(Coordinate annotation records)
==*==
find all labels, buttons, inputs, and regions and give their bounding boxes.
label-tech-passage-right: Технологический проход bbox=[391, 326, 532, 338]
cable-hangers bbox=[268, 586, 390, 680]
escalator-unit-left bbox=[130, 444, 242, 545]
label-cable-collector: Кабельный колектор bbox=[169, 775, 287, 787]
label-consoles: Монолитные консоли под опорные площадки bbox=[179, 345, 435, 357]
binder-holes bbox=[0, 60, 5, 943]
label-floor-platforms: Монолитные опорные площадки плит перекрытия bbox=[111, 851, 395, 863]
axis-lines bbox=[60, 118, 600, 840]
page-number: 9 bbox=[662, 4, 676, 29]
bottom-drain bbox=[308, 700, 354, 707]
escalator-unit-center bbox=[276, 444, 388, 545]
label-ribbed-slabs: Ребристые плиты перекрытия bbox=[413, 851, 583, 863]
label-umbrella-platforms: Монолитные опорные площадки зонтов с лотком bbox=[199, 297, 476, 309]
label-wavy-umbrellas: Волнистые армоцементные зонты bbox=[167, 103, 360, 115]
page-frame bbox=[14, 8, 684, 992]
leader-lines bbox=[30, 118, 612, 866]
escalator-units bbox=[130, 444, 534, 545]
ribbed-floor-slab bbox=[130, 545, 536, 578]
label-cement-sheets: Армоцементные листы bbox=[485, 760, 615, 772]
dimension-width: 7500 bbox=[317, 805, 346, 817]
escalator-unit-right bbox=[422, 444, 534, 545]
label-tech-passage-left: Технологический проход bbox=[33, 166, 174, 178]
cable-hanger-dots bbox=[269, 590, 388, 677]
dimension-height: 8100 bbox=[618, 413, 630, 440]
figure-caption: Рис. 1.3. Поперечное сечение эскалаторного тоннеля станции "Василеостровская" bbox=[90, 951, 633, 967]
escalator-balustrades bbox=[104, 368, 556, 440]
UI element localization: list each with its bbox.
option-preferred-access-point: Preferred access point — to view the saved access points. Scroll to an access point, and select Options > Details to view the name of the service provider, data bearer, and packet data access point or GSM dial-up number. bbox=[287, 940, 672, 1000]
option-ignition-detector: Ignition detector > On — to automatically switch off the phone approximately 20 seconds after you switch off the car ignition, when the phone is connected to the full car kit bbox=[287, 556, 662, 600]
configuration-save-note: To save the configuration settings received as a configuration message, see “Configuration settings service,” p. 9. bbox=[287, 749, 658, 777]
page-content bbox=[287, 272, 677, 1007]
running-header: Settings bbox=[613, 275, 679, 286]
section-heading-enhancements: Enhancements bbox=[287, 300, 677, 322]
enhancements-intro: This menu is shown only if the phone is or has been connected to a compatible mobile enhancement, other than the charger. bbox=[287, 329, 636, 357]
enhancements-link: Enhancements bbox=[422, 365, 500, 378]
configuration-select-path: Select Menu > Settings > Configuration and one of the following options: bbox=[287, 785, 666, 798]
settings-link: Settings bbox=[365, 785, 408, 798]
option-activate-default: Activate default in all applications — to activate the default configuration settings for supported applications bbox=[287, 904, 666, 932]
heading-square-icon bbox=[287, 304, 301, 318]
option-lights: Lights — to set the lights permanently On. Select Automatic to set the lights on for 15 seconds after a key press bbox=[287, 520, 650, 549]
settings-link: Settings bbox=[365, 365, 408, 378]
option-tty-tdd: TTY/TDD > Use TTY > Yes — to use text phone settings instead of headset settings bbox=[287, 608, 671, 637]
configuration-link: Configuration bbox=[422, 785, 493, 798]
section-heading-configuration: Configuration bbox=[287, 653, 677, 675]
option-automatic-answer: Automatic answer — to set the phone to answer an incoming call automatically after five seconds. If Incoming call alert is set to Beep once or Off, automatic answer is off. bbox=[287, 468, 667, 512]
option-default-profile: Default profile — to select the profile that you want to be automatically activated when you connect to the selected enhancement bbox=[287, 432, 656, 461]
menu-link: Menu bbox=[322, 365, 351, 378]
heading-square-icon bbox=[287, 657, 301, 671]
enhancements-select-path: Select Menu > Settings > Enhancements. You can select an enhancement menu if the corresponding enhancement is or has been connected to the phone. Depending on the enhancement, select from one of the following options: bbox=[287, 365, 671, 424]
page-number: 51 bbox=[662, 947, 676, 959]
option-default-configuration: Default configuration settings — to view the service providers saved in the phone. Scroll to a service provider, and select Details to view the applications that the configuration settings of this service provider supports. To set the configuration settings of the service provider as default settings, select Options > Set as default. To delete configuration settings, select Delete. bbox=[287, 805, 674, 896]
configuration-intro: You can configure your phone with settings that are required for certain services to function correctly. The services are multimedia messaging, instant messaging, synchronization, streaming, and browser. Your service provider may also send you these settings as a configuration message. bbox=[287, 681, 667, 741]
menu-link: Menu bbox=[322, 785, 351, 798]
==*==
**Short task**
Rewrite every line of the listing above, swapping each "page-number" for "page-label" and keeping everything else the same.

**Output**
find all labels, buttons, inputs, and regions and give their bounding boxes.
label-tech-passage-right: Технологический проход bbox=[391, 326, 532, 338]
cable-hangers bbox=[268, 586, 390, 680]
escalator-unit-left bbox=[130, 444, 242, 545]
label-cable-collector: Кабельный колектор bbox=[169, 775, 287, 787]
label-consoles: Монолитные консоли под опорные площадки bbox=[179, 345, 435, 357]
binder-holes bbox=[0, 60, 5, 943]
label-floor-platforms: Монолитные опорные площадки плит перекрытия bbox=[111, 851, 395, 863]
axis-lines bbox=[60, 118, 600, 840]
page-label: 9 bbox=[662, 4, 676, 29]
bottom-drain bbox=[308, 700, 354, 707]
escalator-unit-center bbox=[276, 444, 388, 545]
label-ribbed-slabs: Ребристые плиты перекрытия bbox=[413, 851, 583, 863]
label-umbrella-platforms: Монолитные опорные площадки зонтов с лотком bbox=[199, 297, 476, 309]
label-wavy-umbrellas: Волнистые армоцементные зонты bbox=[167, 103, 360, 115]
page-frame bbox=[14, 8, 684, 992]
leader-lines bbox=[30, 118, 612, 866]
escalator-units bbox=[130, 444, 534, 545]
ribbed-floor-slab bbox=[130, 545, 536, 578]
label-cement-sheets: Армоцементные листы bbox=[485, 760, 615, 772]
dimension-width: 7500 bbox=[317, 805, 346, 817]
escalator-unit-right bbox=[422, 444, 534, 545]
label-tech-passage-left: Технологический проход bbox=[33, 166, 174, 178]
cable-hanger-dots bbox=[269, 590, 388, 677]
dimension-height: 8100 bbox=[618, 413, 630, 440]
figure-caption: Рис. 1.3. Поперечное сечение эскалаторного тоннеля станции "Василеостровская" bbox=[90, 951, 633, 967]
escalator-balustrades bbox=[104, 368, 556, 440]
UI element localization: list each with its bbox.
option-preferred-access-point: Preferred access point — to view the saved access points. Scroll to an access point, and select Options > Details to view the name of the service provider, data bearer, and packet data access point or GSM dial-up number. bbox=[287, 940, 672, 1000]
option-ignition-detector: Ignition detector > On — to automatically switch off the phone approximately 20 seconds after you switch off the car ignition, when the phone is connected to the full car kit bbox=[287, 556, 662, 600]
configuration-save-note: To save the configuration settings received as a configuration message, see “Configuration settings service,” p. 9. bbox=[287, 749, 658, 777]
page-content bbox=[287, 272, 677, 1007]
running-header: Settings bbox=[613, 275, 679, 286]
section-heading-enhancements: Enhancements bbox=[287, 300, 677, 322]
enhancements-intro: This menu is shown only if the phone is or has been connected to a compatible mobile enhancement, other than the charger. bbox=[287, 329, 636, 357]
enhancements-link: Enhancements bbox=[422, 365, 500, 378]
configuration-select-path: Select Menu > Settings > Configuration and one of the following options: bbox=[287, 785, 666, 798]
settings-link: Settings bbox=[365, 785, 408, 798]
option-activate-default: Activate default in all applications — to activate the default configuration settings for supported applications bbox=[287, 904, 666, 932]
heading-square-icon bbox=[287, 304, 301, 318]
option-lights: Lights — to set the lights permanently On. Select Automatic to set the lights on for 15 seconds after a key press bbox=[287, 520, 650, 549]
settings-link: Settings bbox=[365, 365, 408, 378]
option-tty-tdd: TTY/TDD > Use TTY > Yes — to use text phone settings instead of headset settings bbox=[287, 608, 671, 637]
configuration-link: Configuration bbox=[422, 785, 493, 798]
section-heading-configuration: Configuration bbox=[287, 653, 677, 675]
option-automatic-answer: Automatic answer — to set the phone to answer an incoming call automatically after five seconds. If Incoming call alert is set to Beep once or Off, automatic answer is off. bbox=[287, 468, 667, 512]
option-default-profile: Default profile — to select the profile that you want to be automatically activated when you connect to the selected enhancement bbox=[287, 432, 656, 461]
menu-link: Menu bbox=[322, 365, 351, 378]
heading-square-icon bbox=[287, 657, 301, 671]
enhancements-select-path: Select Menu > Settings > Enhancements. You can select an enhancement menu if the corresponding enhancement is or has been connected to the phone. Depending on the enhancement, select from one of the following options: bbox=[287, 365, 671, 424]
page-label: 51 bbox=[662, 947, 676, 959]
option-default-configuration: Default configuration settings — to view the service providers saved in the phone. Scroll to a service provider, and select Details to view the applications that the configuration settings of this service provider supports. To set the configuration settings of the service provider as default settings, select Options > Set as default. To delete configuration settings, select Delete. bbox=[287, 805, 674, 896]
configuration-intro: You can configure your phone with settings that are required for certain services to function correctly. The services are multimedia messaging, instant messaging, synchronization, streaming, and browser. Your service provider may also send you these settings as a configuration message. bbox=[287, 681, 667, 741]
menu-link: Menu bbox=[322, 785, 351, 798]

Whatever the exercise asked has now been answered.